(Recorded data)
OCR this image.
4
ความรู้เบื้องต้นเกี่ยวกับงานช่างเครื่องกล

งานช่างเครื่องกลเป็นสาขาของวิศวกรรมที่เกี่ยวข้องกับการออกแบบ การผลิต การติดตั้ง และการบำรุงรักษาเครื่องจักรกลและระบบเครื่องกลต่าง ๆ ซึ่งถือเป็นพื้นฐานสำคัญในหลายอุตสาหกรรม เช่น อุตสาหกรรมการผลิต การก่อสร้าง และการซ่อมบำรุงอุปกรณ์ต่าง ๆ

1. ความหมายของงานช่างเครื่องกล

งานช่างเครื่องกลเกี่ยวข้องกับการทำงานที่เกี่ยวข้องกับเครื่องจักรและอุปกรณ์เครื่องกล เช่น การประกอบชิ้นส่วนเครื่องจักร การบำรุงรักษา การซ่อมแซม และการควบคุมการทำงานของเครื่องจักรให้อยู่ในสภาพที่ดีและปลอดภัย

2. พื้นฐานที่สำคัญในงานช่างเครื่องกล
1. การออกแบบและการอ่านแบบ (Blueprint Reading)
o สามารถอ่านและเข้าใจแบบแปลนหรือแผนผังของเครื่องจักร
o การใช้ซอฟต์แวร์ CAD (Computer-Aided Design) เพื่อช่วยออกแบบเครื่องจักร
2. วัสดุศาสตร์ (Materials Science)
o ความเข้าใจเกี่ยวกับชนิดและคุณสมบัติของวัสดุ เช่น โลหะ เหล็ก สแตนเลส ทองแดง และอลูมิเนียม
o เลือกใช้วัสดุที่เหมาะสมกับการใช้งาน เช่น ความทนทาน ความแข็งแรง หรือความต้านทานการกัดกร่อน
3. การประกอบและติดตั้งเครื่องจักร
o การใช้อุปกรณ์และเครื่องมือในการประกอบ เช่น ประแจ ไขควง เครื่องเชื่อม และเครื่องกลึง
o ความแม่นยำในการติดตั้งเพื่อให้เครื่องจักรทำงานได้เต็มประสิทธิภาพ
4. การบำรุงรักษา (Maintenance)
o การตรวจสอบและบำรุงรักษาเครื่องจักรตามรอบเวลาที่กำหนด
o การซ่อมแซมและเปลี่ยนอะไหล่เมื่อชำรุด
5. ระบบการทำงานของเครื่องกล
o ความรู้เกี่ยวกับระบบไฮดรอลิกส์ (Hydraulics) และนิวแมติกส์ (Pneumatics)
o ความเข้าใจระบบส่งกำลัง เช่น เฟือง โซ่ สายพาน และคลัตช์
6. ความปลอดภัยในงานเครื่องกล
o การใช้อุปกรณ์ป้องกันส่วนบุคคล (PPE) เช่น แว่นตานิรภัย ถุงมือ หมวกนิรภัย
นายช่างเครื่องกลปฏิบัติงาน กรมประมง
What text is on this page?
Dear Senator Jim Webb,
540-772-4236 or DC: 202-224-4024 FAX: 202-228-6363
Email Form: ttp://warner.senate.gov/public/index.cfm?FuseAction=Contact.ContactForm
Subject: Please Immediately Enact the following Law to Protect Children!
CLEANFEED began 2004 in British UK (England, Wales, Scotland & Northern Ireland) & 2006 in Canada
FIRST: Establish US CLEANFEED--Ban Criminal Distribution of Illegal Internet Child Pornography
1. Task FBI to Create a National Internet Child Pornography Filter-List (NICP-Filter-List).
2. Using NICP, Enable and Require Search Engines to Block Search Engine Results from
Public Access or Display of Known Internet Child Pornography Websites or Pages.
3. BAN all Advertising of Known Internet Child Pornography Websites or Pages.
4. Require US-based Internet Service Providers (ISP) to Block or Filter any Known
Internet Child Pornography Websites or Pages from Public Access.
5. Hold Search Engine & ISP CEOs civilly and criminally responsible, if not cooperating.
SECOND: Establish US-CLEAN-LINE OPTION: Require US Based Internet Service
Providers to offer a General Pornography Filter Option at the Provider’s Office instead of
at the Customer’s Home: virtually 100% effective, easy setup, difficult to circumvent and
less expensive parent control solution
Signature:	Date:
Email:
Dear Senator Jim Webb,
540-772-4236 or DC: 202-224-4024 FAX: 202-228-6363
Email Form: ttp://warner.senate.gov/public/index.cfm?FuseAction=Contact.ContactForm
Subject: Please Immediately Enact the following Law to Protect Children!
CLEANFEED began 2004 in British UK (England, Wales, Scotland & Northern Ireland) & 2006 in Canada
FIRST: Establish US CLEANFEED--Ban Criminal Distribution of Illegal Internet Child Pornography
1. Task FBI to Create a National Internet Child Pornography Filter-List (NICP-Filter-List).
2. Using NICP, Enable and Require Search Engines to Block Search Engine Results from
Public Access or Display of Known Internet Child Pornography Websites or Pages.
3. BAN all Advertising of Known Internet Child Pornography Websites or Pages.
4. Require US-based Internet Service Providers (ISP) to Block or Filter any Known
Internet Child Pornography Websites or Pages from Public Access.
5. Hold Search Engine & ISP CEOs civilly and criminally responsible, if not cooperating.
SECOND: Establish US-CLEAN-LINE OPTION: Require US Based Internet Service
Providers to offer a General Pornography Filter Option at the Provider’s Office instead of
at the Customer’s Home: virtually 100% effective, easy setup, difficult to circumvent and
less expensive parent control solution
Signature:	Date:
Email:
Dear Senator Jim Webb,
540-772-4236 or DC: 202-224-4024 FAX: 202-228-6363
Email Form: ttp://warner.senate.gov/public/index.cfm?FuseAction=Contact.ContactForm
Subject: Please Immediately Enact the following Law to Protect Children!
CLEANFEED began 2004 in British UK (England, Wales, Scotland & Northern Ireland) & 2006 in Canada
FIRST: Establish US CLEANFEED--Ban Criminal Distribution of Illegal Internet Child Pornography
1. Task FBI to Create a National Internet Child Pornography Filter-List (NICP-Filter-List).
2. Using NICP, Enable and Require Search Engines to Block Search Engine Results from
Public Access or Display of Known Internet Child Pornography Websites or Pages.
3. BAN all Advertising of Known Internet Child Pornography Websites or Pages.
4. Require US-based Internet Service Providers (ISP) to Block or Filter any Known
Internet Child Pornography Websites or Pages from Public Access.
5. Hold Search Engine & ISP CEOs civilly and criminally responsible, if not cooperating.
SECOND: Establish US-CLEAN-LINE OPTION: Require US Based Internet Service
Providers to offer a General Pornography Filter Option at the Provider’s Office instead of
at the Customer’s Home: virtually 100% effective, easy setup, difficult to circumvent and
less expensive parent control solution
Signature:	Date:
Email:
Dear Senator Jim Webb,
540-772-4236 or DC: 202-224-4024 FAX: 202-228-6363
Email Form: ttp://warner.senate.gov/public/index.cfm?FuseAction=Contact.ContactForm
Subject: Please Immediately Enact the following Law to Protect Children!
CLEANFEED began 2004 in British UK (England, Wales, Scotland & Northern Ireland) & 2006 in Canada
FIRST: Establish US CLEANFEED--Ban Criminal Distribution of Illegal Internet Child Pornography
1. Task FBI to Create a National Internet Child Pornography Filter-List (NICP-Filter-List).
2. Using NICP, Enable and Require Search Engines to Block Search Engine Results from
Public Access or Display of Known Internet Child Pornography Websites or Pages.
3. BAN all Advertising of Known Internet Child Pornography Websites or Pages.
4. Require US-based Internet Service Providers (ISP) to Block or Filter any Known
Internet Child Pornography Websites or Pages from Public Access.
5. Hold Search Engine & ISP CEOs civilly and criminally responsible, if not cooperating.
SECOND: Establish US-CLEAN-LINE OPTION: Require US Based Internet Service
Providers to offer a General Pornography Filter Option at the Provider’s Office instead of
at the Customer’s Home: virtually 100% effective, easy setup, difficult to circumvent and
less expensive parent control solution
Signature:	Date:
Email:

**YOUR OBJECTIVE**:
Type the whole listing again, unaltered.

**WRITTEN SOLUTION**:
OCR this image.
4
ความรู้เบื้องต้นเกี่ยวกับงานช่างเครื่องกล

งานช่างเครื่องกลเป็นสาขาของวิศวกรรมที่เกี่ยวข้องกับการออกแบบ การผลิต การติดตั้ง และการบำรุงรักษาเครื่องจักรกลและระบบเครื่องกลต่าง ๆ ซึ่งถือเป็นพื้นฐานสำคัญในหลายอุตสาหกรรม เช่น อุตสาหกรรมการผลิต การก่อสร้าง และการซ่อมบำรุงอุปกรณ์ต่าง ๆ

1. ความหมายของงานช่างเครื่องกล

งานช่างเครื่องกลเกี่ยวข้องกับการทำงานที่เกี่ยวข้องกับเครื่องจักรและอุปกรณ์เครื่องกล เช่น การประกอบชิ้นส่วนเครื่องจักร การบำรุงรักษา การซ่อมแซม และการควบคุมการทำงานของเครื่องจักรให้อยู่ในสภาพที่ดีและปลอดภัย

2. พื้นฐานที่สำคัญในงานช่างเครื่องกล
1. การออกแบบและการอ่านแบบ (Blueprint Reading)
o สามารถอ่านและเข้าใจแบบแปลนหรือแผนผังของเครื่องจักร
o การใช้ซอฟต์แวร์ CAD (Computer-Aided Design) เพื่อช่วยออกแบบเครื่องจักร
2. วัสดุศาสตร์ (Materials Science)
o ความเข้าใจเกี่ยวกับชนิดและคุณสมบัติของวัสดุ เช่น โลหะ เหล็ก สแตนเลส ทองแดง และอลูมิเนียม
o เลือกใช้วัสดุที่เหมาะสมกับการใช้งาน เช่น ความทนทาน ความแข็งแรง หรือความต้านทานการกัดกร่อน
3. การประกอบและติดตั้งเครื่องจักร
o การใช้อุปกรณ์และเครื่องมือในการประกอบ เช่น ประแจ ไขควง เครื่องเชื่อม และเครื่องกลึง
o ความแม่นยำในการติดตั้งเพื่อให้เครื่องจักรทำงานได้เต็มประสิทธิภาพ
4. การบำรุงรักษา (Maintenance)
o การตรวจสอบและบำรุงรักษาเครื่องจักรตามรอบเวลาที่กำหนด
o การซ่อมแซมและเปลี่ยนอะไหล่เมื่อชำรุด
5. ระบบการทำงานของเครื่องกล
o ความรู้เกี่ยวกับระบบไฮดรอลิกส์ (Hydraulics) และนิวแมติกส์ (Pneumatics)
o ความเข้าใจระบบส่งกำลัง เช่น เฟือง โซ่ สายพาน และคลัตช์
6. ความปลอดภัยในงานเครื่องกล
o การใช้อุปกรณ์ป้องกันส่วนบุคคล (PPE) เช่น แว่นตานิรภัย ถุงมือ หมวกนิรภัย
นายช่างเครื่องกลปฏิบัติงาน กรมประมง
What text is on this page?
Dear Senator Jim Webb,
540-772-4236 or DC: 202-224-4024 FAX: 202-228-6363
Email Form: ttp://warner.senate.gov/public/index.cfm?FuseAction=Contact.ContactForm
Subject: Please Immediately Enact the following Law to Protect Children!
CLEANFEED began 2004 in British UK (England, Wales, Scotland & Northern Ireland) & 2006 in Canada
FIRST: Establish US CLEANFEED--Ban Criminal Distribution of Illegal Internet Child Pornography
1. Task FBI to Create a National Internet Child Pornography Filter-List (NICP-Filter-List).
2. Using NICP, Enable and Require Search Engines to Block Search Engine Results from
Public Access or Display of Known Internet Child Pornography Websites or Pages.
3. BAN all Advertising of Known Internet Child Pornography Websites or Pages.
4. Require US-based Internet Service Providers (ISP) to Block or Filter any Known
Internet Child Pornography Websites or Pages from Public Access.
5. Hold Search Engine & ISP CEOs civilly and criminally responsible, if not cooperating.
SECOND: Establish US-CLEAN-LINE OPTION: Require US Based Internet Service
Providers to offer a General Pornography Filter Option at the Provider’s Office instead of
at the Customer’s Home: virtually 100% effective, easy setup, difficult to circumvent and
less expensive parent control solution
Signature:	Date:
Email:
Dear Senator Jim Webb,
540-772-4236 or DC: 202-224-4024 FAX: 202-228-6363
Email Form: ttp://warner.senate.gov/public/index.cfm?FuseAction=Contact.ContactForm
Subject: Please Immediately Enact the following Law to Protect Children!
CLEANFEED began 2004 in British UK (England, Wales, Scotland & Northern Ireland) & 2006 in Canada
FIRST: Establish US CLEANFEED--Ban Criminal Distribution of Illegal Internet Child Pornography
1. Task FBI to Create a National Internet Child Pornography Filter-List (NICP-Filter-List).
2. Using NICP, Enable and Require Search Engines to Block Search Engine Results from
Public Access or Display of Known Internet Child Pornography Websites or Pages.
3. BAN all Advertising of Known Internet Child Pornography Websites or Pages.
4. Require US-based Internet Service Providers (ISP) to Block or Filter any Known
Internet Child Pornography Websites or Pages from Public Access.
5. Hold Search Engine & ISP CEOs civilly and criminally responsible, if not cooperating.
SECOND: Establish US-CLEAN-LINE OPTION: Require US Based Internet Service
Providers to offer a General Pornography Filter Option at the Provider’s Office instead of
at the Customer’s Home: virtually 100% effective, easy setup, difficult to circumvent and
less expensive parent control solution
Signature:	Date:
Email:
Dear Senator Jim Webb,
540-772-4236 or DC: 202-224-4024 FAX: 202-228-6363
Email Form: ttp://warner.senate.gov/public/index.cfm?FuseAction=Contact.ContactForm
Subject: Please Immediately Enact the following Law to Protect Children!
CLEANFEED began 2004 in British UK (England, Wales, Scotland & Northern Ireland) & 2006 in Canada
FIRST: Establish US CLEANFEED--Ban Criminal Distribution of Illegal Internet Child Pornography
1. Task FBI to Create a National Internet Child Pornography Filter-List (NICP-Filter-List).
2. Using NICP, Enable and Require Search Engines to Block Search Engine Results from
Public Access or Display of Known Internet Child Pornography Websites or Pages.
3. BAN all Advertising of Known Internet Child Pornography Websites or Pages.
4. Require US-based Internet Service Providers (ISP) to Block or Filter any Known
Internet Child Pornography Websites or Pages from Public Access.
5. Hold Search Engine & ISP CEOs civilly and criminally responsible, if not cooperating.
SECOND: Establish US-CLEAN-LINE OPTION: Require US Based Internet Service
Providers to offer a General Pornography Filter Option at the Provider’s Office instead of
at the Customer’s Home: virtually 100% effective, easy setup, difficult to circumvent and
less expensive parent control solution
Signature:	Date:
Email:
Dear Senator Jim Webb,
540-772-4236 or DC: 202-224-4024 FAX: 202-228-6363
Email Form: ttp://warner.senate.gov/public/index.cfm?FuseAction=Contact.ContactForm
Subject: Please Immediately Enact the following Law to Protect Children!
CLEANFEED began 2004 in British UK (England, Wales, Scotland & Northern Ireland) & 2006 in Canada
FIRST: Establish US CLEANFEED--Ban Criminal Distribution of Illegal Internet Child Pornography
1. Task FBI to Create a National Internet Child Pornography Filter-List (NICP-Filter-List).
2. Using NICP, Enable and Require Search Engines to Block Search Engine Results from
Public Access or Display of Known Internet Child Pornography Websites or Pages.
3. BAN all Advertising of Known Internet Child Pornography Websites or Pages.
4. Require US-based Internet Service Providers (ISP) to Block or Filter any Known
Internet Child Pornography Websites or Pages from Public Access.
5. Hold Search Engine & ISP CEOs civilly and criminally responsible, if not cooperating.
SECOND: Establish US-CLEAN-LINE OPTION: Require US Based Internet Service
Providers to offer a General Pornography Filter Option at the Provider’s Office instead of
at the Customer’s Home: virtually 100% effective, easy setup, difficult to circumvent and
less expensive parent control solution
Signature:	Date:
Email:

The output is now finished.